**TASK GOAL**
Check each line of the material below, and copy it if it holds the string "activator".

Figure dataset records:
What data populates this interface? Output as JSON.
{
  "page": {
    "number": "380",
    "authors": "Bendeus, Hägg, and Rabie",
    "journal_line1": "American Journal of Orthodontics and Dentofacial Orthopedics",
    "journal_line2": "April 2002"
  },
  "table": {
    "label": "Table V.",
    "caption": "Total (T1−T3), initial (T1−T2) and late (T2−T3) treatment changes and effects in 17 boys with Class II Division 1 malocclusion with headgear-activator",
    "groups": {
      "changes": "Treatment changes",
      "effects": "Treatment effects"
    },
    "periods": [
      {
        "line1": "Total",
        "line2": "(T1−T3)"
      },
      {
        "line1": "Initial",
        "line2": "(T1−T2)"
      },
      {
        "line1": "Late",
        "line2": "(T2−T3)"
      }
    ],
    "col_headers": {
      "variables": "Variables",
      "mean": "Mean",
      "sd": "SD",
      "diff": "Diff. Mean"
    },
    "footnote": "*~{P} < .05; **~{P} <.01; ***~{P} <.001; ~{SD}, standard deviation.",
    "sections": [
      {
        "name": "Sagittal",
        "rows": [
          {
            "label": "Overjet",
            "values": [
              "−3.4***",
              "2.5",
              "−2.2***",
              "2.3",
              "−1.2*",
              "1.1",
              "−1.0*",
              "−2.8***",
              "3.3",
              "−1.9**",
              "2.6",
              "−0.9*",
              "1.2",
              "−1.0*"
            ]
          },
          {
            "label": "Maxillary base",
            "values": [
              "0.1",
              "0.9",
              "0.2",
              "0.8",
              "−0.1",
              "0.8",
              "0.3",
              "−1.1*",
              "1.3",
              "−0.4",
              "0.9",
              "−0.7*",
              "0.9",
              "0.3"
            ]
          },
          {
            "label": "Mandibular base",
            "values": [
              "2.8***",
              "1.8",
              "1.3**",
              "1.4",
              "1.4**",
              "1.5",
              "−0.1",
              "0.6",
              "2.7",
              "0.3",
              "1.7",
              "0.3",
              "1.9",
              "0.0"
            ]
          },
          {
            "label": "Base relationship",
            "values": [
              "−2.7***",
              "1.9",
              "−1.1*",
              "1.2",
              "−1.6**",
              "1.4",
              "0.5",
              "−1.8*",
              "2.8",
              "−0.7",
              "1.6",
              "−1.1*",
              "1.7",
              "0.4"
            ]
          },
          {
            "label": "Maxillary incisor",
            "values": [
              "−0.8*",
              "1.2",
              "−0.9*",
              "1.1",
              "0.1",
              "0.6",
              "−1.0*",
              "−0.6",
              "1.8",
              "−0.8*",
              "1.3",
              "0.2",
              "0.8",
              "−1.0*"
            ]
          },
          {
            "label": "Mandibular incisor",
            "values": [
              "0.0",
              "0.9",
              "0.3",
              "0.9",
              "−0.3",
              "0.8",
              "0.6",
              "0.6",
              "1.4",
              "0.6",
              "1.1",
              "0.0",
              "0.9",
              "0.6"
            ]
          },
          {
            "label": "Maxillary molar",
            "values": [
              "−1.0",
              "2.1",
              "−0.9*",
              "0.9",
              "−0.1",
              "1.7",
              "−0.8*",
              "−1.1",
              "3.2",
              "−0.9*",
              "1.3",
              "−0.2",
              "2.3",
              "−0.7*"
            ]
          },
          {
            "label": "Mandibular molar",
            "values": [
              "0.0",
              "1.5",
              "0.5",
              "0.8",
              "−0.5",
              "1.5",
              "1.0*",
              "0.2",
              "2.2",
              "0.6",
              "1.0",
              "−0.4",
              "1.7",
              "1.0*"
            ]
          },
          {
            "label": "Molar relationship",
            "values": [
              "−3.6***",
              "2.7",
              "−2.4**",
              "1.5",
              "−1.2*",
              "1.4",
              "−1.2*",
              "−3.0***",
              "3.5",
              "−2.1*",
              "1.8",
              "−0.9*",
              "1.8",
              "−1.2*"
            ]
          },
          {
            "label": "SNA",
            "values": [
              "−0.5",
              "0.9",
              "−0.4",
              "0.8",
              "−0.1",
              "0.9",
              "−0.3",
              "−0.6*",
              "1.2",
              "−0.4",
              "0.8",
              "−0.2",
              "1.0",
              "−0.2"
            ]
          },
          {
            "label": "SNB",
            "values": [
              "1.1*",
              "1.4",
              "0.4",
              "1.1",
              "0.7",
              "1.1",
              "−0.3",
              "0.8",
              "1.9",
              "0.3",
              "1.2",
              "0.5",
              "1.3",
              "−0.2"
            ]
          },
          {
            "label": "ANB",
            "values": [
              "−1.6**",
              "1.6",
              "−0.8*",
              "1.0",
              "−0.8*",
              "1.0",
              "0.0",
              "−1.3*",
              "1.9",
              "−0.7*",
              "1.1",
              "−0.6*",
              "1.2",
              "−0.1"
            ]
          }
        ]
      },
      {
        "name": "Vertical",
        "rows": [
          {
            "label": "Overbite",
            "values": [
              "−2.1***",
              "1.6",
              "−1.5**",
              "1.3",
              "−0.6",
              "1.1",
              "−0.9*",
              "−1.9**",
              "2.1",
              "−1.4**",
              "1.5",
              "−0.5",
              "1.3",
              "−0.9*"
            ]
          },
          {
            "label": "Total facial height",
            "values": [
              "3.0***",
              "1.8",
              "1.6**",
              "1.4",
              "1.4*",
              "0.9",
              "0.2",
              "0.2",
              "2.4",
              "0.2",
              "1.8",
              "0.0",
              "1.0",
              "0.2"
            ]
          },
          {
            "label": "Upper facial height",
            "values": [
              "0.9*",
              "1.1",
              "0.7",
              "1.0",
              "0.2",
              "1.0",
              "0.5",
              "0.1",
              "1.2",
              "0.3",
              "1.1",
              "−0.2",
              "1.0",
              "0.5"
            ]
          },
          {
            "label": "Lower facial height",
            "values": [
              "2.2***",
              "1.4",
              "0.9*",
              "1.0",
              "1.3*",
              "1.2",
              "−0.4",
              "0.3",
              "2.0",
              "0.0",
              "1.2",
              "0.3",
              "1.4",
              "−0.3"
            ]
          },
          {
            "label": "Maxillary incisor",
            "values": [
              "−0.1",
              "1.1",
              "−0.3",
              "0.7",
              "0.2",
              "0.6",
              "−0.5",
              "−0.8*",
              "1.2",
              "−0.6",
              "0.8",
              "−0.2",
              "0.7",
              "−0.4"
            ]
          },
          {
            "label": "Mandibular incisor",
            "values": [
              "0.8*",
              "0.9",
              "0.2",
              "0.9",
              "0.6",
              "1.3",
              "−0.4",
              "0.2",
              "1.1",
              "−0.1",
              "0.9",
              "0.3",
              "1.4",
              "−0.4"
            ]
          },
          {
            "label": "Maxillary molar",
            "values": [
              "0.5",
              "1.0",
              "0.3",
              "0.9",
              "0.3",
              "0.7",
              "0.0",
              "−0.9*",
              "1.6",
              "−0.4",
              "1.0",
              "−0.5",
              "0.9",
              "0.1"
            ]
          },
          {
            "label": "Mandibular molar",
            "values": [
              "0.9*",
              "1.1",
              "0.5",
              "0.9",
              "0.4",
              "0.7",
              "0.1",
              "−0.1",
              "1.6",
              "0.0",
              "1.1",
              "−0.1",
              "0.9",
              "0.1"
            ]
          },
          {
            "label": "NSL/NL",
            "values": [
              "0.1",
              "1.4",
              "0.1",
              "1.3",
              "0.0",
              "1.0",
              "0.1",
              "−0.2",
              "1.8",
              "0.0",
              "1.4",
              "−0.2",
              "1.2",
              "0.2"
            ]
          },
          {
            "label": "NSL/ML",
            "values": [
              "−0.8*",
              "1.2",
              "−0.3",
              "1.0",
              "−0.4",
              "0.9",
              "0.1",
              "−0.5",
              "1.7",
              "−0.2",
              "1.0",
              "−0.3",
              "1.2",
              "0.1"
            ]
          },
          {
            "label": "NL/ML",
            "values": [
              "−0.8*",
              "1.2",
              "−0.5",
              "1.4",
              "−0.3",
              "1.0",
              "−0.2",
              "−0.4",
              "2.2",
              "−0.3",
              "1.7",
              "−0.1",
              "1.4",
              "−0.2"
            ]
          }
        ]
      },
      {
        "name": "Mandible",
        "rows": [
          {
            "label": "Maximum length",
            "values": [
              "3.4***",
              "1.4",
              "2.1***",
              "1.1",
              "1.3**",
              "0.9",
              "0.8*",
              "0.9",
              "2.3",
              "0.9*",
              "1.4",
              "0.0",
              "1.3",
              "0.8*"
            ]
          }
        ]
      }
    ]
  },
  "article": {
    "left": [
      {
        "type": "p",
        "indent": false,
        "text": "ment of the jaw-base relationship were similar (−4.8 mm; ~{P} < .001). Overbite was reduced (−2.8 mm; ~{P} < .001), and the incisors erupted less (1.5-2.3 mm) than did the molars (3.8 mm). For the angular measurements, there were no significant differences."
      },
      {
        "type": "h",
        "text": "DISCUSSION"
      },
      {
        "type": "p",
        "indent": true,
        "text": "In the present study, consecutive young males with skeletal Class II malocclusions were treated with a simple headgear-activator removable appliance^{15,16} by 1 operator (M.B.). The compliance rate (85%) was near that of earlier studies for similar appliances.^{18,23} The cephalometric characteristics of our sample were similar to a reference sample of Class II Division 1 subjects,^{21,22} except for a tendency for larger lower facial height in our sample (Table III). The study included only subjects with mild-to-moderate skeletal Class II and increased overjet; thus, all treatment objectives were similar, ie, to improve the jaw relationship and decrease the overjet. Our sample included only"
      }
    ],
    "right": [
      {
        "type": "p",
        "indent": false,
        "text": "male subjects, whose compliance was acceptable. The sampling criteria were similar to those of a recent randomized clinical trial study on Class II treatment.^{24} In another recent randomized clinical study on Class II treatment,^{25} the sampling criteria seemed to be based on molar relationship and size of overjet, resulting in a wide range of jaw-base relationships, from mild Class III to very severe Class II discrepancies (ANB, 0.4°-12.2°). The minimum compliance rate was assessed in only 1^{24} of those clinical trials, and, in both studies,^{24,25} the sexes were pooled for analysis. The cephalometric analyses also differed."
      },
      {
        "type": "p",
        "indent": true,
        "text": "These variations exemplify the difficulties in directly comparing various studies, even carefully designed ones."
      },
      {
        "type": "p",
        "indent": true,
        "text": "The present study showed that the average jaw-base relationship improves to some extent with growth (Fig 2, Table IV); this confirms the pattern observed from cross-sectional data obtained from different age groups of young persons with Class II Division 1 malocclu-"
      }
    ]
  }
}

**TASK RESULT**
    "caption": "Total (T1−T3), initial (T1−T2) and late (T2−T3) treatment changes and effects in 17 boys with Class II Division 1 malocclusion with headgear-activator",
        "text": "In the present study, consecutive young males with skeletal Class II malocclusions were treated with a simple headgear-activator removable appliance^{15,16} by 1 operator (M.B.). The compliance rate (85%) was near that of earlier studies for similar appliances.^{18,23} The cephalometric characteristics of our sample were similar to a reference sample of Class II Division 1 subjects,^{21,22} except for a tendency for larger lower facial height in our sample (Table III). The study included only subjects with mild-to-moderate skeletal Class II and increased overjet; thus, all treatment objectives were similar, ie, to improve the jaw relationship and decrease the overjet. Our sample included only"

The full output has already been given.